---- Data in this exercise

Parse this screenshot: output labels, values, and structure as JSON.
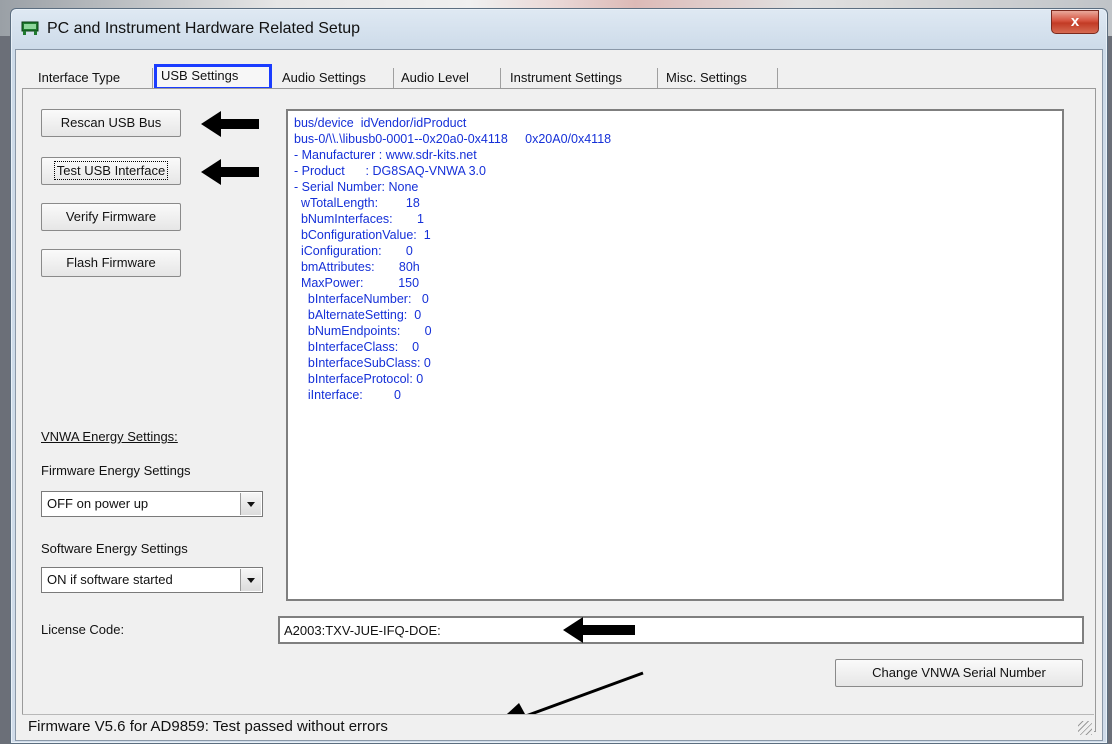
{
  "window": {
    "title": "PC and Instrument Hardware Related Setup",
    "close_glyph": "x"
  },
  "tabs": [
    {
      "label": "Interface Type"
    },
    {
      "label": "USB Settings"
    },
    {
      "label": "Audio Settings"
    },
    {
      "label": "Audio Level"
    },
    {
      "label": "Instrument Settings"
    },
    {
      "label": "Misc. Settings"
    }
  ],
  "active_tab": "USB Settings",
  "buttons": {
    "rescan": "Rescan USB Bus",
    "test": "Test USB Interface",
    "verify": "Verify Firmware",
    "flash": "Flash Firmware",
    "change_serial": "Change VNWA Serial Number"
  },
  "usb_info_lines": [
    "bus/device  idVendor/idProduct",
    "bus-0/\\\\.\\libusb0-0001--0x20a0-0x4118     0x20A0/0x4118",
    "- Manufacturer : www.sdr-kits.net",
    "- Product      : DG8SAQ-VNWA 3.0",
    "- Serial Number: None",
    "  wTotalLength:        18",
    "  bNumInterfaces:       1",
    "  bConfigurationValue:  1",
    "  iConfiguration:       0",
    "  bmAttributes:       80h",
    "  MaxPower:          150",
    "    bInterfaceNumber:   0",
    "    bAlternateSetting:  0",
    "    bNumEndpoints:       0",
    "    bInterfaceClass:    0",
    "    bInterfaceSubClass: 0",
    "    bInterfaceProtocol: 0",
    "    iInterface:         0"
  ],
  "energy": {
    "heading": "VNWA Energy Settings:",
    "firmware_label": "Firmware Energy Settings",
    "firmware_value": "OFF on power up",
    "software_label": "Software Energy Settings",
    "software_value": "ON if software started"
  },
  "license": {
    "label": "License Code:",
    "value": "A2003:TXV-JUE-IFQ-DOE:"
  },
  "status": {
    "text": "Firmware V5.6 for AD9859:  Test passed without errors"
  },
  "colors": {
    "usb_text": "#1530d8",
    "tab_highlight": "#1a3cff",
    "annotation_arrows": "#000000"
  }
}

--------

Problem requirements:
Review the material and copy each line in which the word "Settings" appears.

Solution below:
      "label": "USB Settings"
      "label": "Audio Settings"
      "label": "Instrument Settings"
      "label": "Misc. Settings"
  "active_tab": "USB Settings",
    "heading": "VNWA Energy Settings:",
    "firmware_label": "Firmware Energy Settings",
    "software_label": "Software Energy Settings",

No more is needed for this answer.